[Start RECORDS FOR THE EXERCISE]

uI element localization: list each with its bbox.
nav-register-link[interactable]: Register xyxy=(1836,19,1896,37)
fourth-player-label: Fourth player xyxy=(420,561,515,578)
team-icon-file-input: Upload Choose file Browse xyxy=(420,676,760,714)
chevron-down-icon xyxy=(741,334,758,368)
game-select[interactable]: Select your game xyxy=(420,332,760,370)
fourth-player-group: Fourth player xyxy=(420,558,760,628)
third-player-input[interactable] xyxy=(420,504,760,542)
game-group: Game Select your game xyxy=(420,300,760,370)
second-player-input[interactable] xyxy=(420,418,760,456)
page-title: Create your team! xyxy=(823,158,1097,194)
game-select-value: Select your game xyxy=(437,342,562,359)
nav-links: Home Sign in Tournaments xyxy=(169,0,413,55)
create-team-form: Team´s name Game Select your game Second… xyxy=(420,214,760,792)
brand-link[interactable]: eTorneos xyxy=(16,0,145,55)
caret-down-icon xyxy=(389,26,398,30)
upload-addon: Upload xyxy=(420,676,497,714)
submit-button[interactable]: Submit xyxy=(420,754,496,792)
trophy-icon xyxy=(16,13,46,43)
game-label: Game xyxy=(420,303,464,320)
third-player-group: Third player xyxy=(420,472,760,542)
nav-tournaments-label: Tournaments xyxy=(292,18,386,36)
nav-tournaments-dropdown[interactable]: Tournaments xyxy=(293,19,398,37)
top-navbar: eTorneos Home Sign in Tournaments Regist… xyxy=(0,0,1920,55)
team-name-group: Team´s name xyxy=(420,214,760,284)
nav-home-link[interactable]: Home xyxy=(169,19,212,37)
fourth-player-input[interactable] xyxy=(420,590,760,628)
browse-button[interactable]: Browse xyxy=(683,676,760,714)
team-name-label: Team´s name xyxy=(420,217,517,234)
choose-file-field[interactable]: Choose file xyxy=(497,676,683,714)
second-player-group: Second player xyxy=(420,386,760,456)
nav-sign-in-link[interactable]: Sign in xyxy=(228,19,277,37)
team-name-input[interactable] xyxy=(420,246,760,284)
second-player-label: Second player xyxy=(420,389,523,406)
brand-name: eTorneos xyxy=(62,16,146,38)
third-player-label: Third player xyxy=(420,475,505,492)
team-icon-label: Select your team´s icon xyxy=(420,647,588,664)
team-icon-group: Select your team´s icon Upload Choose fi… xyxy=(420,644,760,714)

[End RECORDS FOR THE EXERCISE]

Put the lines of the rows above into a numbered list, leaving out any blank lines.

EXERCISE OUTPUT:
1. uI element localization: list each with its bbox.
2. nav-register-link[interactable]: Register xyxy=(1836,19,1896,37)
3. fourth-player-label: Fourth player xyxy=(420,561,515,578)
4. team-icon-file-input: Upload Choose file Browse xyxy=(420,676,760,714)
5. chevron-down-icon xyxy=(741,334,758,368)
6. game-select[interactable]: Select your game xyxy=(420,332,760,370)
7. fourth-player-group: Fourth player xyxy=(420,558,760,628)
8. third-player-input[interactable] xyxy=(420,504,760,542)
9. game-group: Game Select your game xyxy=(420,300,760,370)
10. second-player-input[interactable] xyxy=(420,418,760,456)
11. page-title: Create your team! xyxy=(823,158,1097,194)
12. game-select-value: Select your game xyxy=(437,342,562,359)
13. nav-links: Home Sign in Tournaments xyxy=(169,0,413,55)
14. create-team-form: Team´s name Game Select your game Second… xyxy=(420,214,760,792)
15. brand-link[interactable]: eTorneos xyxy=(16,0,145,55)
16. caret-down-icon xyxy=(389,26,398,30)
17. upload-addon: Upload xyxy=(420,676,497,714)
18. submit-button[interactable]: Submit xyxy=(420,754,496,792)
19. trophy-icon xyxy=(16,13,46,43)
20. game-label: Game xyxy=(420,303,464,320)
21. third-player-group: Third player xyxy=(420,472,760,542)
22. nav-tournaments-label: Tournaments xyxy=(292,18,386,36)
23. nav-tournaments-dropdown[interactable]: Tournaments xyxy=(293,19,398,37)
24. top-navbar: eTorneos Home Sign in Tournaments Regist… xyxy=(0,0,1920,55)
25. team-name-group: Team´s name xyxy=(420,214,760,284)
26. nav-home-link[interactable]: Home xyxy=(169,19,212,37)
27. fourth-player-input[interactable] xyxy=(420,590,760,628)
28. browse-button[interactable]: Browse xyxy=(683,676,760,714)
29. team-name-label: Team´s name xyxy=(420,217,517,234)
30. choose-file-field[interactable]: Choose file xyxy=(497,676,683,714)
31. second-player-group: Second player xyxy=(420,386,760,456)
32. nav-sign-in-link[interactable]: Sign in xyxy=(228,19,277,37)
33. team-name-input[interactable] xyxy=(420,246,760,284)
34. second-player-label: Second player xyxy=(420,389,523,406)
35. brand-name: eTorneos xyxy=(62,16,146,38)
36. third-player-label: Third player xyxy=(420,475,505,492)
37. team-icon-label: Select your team´s icon xyxy=(420,647,588,664)
38. team-icon-group: Select your team´s icon Upload Choose fi… xyxy=(420,644,760,714)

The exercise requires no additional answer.